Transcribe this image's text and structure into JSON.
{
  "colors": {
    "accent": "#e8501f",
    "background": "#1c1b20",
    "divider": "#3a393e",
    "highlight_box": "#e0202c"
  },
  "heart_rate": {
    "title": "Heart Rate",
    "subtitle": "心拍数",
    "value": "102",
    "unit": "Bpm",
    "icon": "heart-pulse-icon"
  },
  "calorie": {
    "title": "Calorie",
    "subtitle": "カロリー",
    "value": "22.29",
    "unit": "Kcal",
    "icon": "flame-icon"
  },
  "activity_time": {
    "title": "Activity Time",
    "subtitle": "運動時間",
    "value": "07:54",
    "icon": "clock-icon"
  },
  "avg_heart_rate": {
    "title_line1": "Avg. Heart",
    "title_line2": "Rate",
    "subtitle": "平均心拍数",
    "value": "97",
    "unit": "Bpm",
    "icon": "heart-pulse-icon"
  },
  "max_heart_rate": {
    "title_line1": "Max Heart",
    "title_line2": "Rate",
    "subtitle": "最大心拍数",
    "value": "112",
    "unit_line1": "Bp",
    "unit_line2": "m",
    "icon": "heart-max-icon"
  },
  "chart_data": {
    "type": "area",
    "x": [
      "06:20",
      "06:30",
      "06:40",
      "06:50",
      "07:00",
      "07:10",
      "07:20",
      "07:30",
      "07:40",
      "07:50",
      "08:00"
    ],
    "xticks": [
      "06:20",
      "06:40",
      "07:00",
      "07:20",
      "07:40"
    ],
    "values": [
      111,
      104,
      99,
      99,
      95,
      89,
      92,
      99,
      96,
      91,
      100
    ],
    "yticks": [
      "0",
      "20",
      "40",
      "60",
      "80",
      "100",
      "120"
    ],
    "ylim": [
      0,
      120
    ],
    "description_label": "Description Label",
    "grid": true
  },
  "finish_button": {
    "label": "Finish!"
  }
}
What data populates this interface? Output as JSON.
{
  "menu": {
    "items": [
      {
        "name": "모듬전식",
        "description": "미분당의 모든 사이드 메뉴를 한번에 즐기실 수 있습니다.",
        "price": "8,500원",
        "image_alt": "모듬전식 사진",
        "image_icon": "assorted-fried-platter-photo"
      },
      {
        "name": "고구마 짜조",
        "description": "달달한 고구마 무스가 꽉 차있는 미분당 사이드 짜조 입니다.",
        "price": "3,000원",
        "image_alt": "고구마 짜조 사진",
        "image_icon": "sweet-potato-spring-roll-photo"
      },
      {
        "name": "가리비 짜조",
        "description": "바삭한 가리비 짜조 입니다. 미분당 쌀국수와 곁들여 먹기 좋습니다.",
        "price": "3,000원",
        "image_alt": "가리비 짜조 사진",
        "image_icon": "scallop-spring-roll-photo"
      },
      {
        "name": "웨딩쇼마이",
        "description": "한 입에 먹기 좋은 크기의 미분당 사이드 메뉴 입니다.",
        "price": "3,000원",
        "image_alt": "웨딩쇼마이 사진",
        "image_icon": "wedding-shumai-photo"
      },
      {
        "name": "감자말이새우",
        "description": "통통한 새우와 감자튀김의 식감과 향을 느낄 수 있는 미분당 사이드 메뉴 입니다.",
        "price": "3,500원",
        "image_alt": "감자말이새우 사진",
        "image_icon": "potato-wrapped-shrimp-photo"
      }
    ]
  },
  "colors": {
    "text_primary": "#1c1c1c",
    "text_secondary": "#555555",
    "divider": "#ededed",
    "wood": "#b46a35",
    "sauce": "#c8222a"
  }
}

■ EXERCISE REQUIREMENTS
State how many lines of the material contain the string "spring", with no other words.

■ WRITTEN SOLUTION
2